▸ **Exercise brief**:
Skip all pictures; return exactly the lines from the one containing "Decode this image" through the end of the data.
━━━━━━━━━━━━━━━━
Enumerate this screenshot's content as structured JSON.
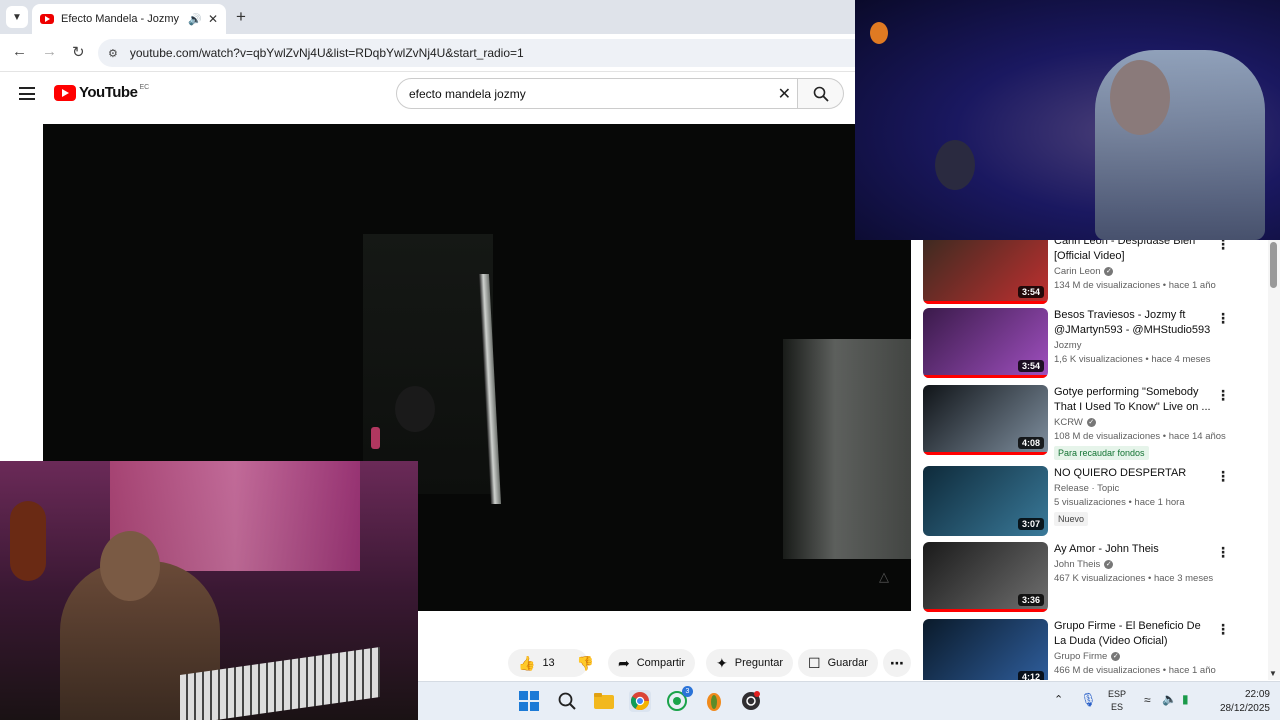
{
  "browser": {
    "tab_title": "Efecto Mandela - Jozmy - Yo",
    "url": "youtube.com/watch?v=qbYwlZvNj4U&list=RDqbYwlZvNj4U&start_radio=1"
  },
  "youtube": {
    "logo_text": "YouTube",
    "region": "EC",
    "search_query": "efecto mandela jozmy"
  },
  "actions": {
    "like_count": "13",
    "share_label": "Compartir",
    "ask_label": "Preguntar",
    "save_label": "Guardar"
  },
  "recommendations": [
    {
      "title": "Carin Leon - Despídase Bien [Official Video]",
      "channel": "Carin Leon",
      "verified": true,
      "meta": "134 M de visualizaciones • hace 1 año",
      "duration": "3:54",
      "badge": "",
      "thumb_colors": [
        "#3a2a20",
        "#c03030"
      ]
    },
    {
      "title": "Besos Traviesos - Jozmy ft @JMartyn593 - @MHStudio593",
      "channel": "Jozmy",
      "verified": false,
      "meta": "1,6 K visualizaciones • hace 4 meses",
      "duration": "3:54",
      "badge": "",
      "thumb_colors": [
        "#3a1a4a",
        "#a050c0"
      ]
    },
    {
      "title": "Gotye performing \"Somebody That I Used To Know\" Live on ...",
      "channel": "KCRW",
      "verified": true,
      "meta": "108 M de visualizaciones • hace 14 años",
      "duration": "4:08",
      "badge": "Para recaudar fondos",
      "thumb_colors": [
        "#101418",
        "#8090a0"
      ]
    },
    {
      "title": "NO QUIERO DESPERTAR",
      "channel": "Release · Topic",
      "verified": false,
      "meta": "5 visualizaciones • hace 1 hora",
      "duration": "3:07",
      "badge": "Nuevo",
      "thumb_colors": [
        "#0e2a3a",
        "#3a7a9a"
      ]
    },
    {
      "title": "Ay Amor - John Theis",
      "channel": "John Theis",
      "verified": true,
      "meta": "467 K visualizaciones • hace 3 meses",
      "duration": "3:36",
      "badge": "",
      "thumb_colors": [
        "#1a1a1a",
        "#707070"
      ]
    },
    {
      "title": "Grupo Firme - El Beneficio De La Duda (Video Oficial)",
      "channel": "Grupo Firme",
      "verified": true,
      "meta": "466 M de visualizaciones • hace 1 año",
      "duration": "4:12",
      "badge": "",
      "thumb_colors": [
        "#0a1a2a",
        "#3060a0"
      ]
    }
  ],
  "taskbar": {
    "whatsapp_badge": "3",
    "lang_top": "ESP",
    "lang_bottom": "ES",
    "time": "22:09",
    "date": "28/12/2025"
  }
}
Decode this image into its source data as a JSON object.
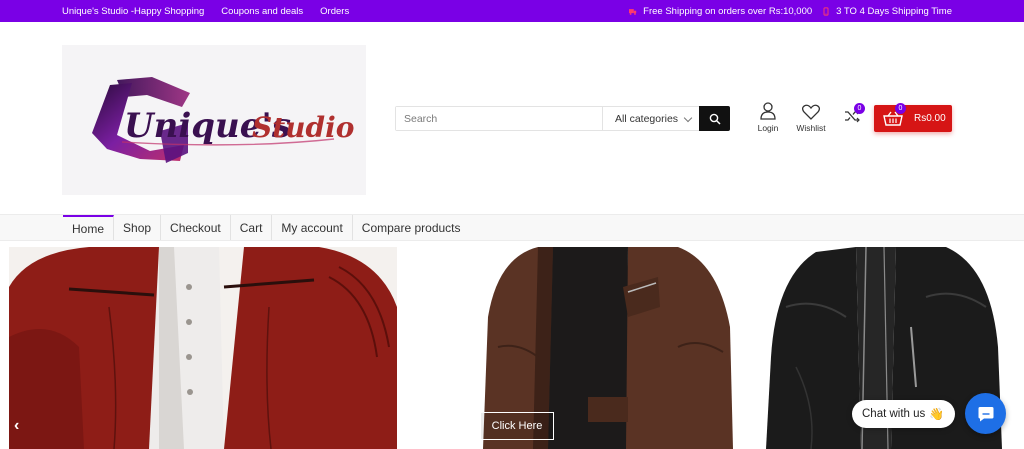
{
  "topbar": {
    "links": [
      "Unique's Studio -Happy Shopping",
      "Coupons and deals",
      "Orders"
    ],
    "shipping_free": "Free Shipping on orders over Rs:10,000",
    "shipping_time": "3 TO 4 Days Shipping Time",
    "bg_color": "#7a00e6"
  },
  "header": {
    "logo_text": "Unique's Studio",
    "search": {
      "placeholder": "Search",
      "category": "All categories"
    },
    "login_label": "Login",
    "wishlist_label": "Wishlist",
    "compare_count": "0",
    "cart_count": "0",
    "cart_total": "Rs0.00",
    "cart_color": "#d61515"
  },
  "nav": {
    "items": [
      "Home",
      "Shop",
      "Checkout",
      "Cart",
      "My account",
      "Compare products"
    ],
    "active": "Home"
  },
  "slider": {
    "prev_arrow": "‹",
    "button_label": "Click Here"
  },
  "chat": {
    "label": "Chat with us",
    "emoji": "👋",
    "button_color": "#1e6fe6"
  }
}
━━━━━━━━━━━━━━━━
▸ **Solution to this problem**:
Decode this image into its source data as a JSON object.
{
  "topbar": {
    "links": [
      "Unique's Studio -Happy Shopping",
      "Coupons and deals",
      "Orders"
    ],
    "shipping_free": "Free Shipping on orders over Rs:10,000",
    "shipping_time": "3 TO 4 Days Shipping Time",
    "bg_color": "#7a00e6"
  },
  "header": {
    "logo_text": "Unique's Studio",
    "search": {
      "placeholder": "Search",
      "category": "All categories"
    },
    "login_label": "Login",
    "wishlist_label": "Wishlist",
    "compare_count": "0",
    "cart_count": "0",
    "cart_total": "Rs0.00",
    "cart_color": "#d61515"
  },
  "nav": {
    "items": [
      "Home",
      "Shop",
      "Checkout",
      "Cart",
      "My account",
      "Compare products"
    ],
    "active": "Home"
  },
  "slider": {
    "prev_arrow": "‹",
    "button_label": "Click Here"
  },
  "chat": {
    "label": "Chat with us",
    "emoji": "👋",
    "button_color": "#1e6fe6"
  }
}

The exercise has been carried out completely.